In the entries below, how many lines hold the string "Обновить"? Give only the number.

** Information supplied **
(begin)
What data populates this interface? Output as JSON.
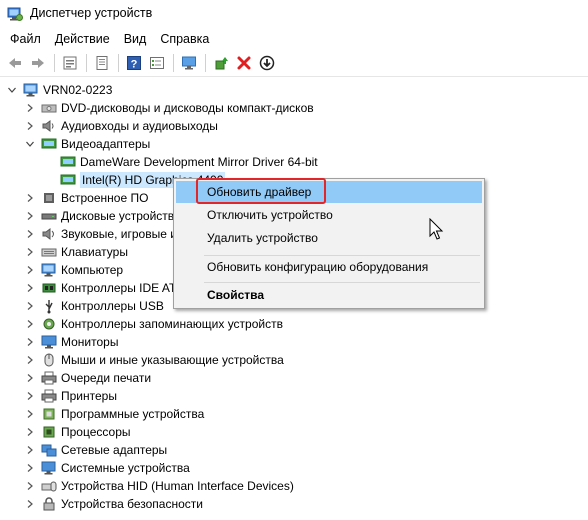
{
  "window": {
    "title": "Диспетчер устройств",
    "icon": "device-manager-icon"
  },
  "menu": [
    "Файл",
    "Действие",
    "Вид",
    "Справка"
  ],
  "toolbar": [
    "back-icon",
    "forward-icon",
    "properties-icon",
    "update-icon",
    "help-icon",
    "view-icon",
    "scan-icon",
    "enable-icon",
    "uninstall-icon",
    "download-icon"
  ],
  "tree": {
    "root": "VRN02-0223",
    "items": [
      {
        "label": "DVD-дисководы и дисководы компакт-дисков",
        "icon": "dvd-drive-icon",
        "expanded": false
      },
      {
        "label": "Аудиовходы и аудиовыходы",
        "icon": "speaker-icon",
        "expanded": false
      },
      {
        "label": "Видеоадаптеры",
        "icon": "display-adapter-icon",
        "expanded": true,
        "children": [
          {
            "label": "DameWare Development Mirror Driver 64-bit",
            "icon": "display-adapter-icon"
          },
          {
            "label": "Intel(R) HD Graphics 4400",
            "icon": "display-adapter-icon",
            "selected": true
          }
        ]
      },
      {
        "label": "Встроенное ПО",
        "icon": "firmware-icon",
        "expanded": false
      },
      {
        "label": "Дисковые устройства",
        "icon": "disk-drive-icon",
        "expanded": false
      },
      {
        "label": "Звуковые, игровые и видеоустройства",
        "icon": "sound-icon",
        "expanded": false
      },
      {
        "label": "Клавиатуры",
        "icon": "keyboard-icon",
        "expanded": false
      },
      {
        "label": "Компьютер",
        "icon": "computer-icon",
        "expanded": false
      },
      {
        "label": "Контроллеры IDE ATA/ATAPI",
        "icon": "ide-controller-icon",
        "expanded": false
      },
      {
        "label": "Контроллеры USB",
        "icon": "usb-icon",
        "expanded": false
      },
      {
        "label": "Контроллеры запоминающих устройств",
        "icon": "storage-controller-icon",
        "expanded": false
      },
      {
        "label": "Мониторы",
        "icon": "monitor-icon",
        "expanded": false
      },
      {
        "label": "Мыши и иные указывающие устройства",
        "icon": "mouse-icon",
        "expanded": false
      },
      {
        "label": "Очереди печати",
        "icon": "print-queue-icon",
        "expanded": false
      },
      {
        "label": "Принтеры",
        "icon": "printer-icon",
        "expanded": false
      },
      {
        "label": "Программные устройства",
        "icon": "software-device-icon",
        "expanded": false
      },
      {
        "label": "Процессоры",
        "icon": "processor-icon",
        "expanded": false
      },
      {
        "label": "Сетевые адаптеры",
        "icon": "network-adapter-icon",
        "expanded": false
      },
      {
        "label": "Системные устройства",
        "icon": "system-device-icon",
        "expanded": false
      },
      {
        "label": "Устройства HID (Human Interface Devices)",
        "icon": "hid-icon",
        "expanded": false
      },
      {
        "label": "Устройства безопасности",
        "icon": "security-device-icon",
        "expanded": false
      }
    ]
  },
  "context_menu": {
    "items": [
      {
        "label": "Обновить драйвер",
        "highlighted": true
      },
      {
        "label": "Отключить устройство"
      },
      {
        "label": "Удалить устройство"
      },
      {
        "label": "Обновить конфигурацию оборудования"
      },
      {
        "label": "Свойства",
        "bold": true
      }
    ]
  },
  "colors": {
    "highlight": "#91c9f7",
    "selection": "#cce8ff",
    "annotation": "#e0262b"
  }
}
(end)
(begin)
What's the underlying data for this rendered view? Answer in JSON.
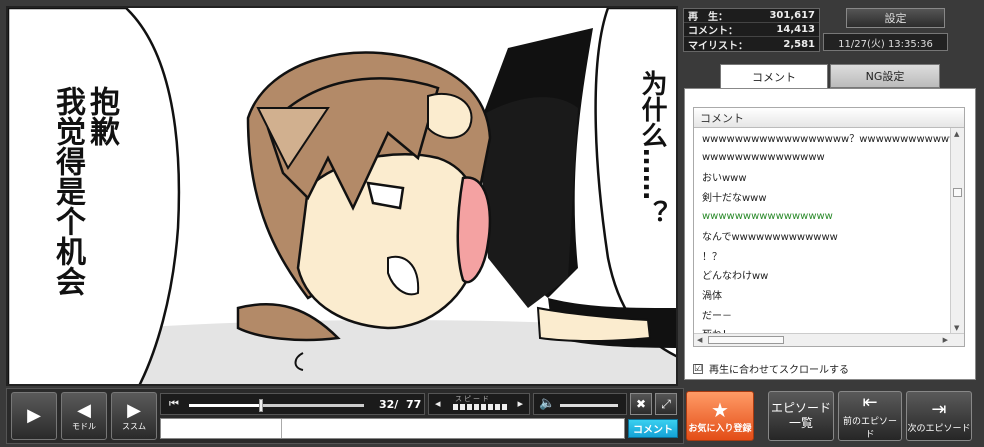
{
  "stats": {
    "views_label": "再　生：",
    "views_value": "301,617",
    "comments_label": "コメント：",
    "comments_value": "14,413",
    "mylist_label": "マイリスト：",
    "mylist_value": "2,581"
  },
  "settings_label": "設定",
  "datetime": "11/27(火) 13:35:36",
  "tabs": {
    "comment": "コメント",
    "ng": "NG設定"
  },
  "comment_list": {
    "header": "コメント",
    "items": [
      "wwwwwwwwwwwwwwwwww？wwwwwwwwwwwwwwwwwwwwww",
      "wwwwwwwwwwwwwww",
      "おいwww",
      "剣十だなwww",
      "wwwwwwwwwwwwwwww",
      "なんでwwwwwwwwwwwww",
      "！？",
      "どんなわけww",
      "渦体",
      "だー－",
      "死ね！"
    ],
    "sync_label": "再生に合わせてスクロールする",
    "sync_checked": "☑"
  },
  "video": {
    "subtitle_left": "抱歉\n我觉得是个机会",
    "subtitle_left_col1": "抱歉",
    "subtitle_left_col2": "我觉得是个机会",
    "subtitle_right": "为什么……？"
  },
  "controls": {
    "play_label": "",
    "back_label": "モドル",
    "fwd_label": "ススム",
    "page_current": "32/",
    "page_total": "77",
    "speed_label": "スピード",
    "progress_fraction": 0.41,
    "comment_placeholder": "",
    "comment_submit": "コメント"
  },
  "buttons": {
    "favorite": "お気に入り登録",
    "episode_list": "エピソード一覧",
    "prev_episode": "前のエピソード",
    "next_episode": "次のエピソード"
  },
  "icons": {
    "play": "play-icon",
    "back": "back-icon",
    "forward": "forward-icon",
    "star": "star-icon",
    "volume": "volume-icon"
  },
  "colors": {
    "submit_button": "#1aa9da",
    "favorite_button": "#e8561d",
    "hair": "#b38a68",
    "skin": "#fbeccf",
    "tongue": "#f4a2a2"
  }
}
(end)
** Result of this task **
2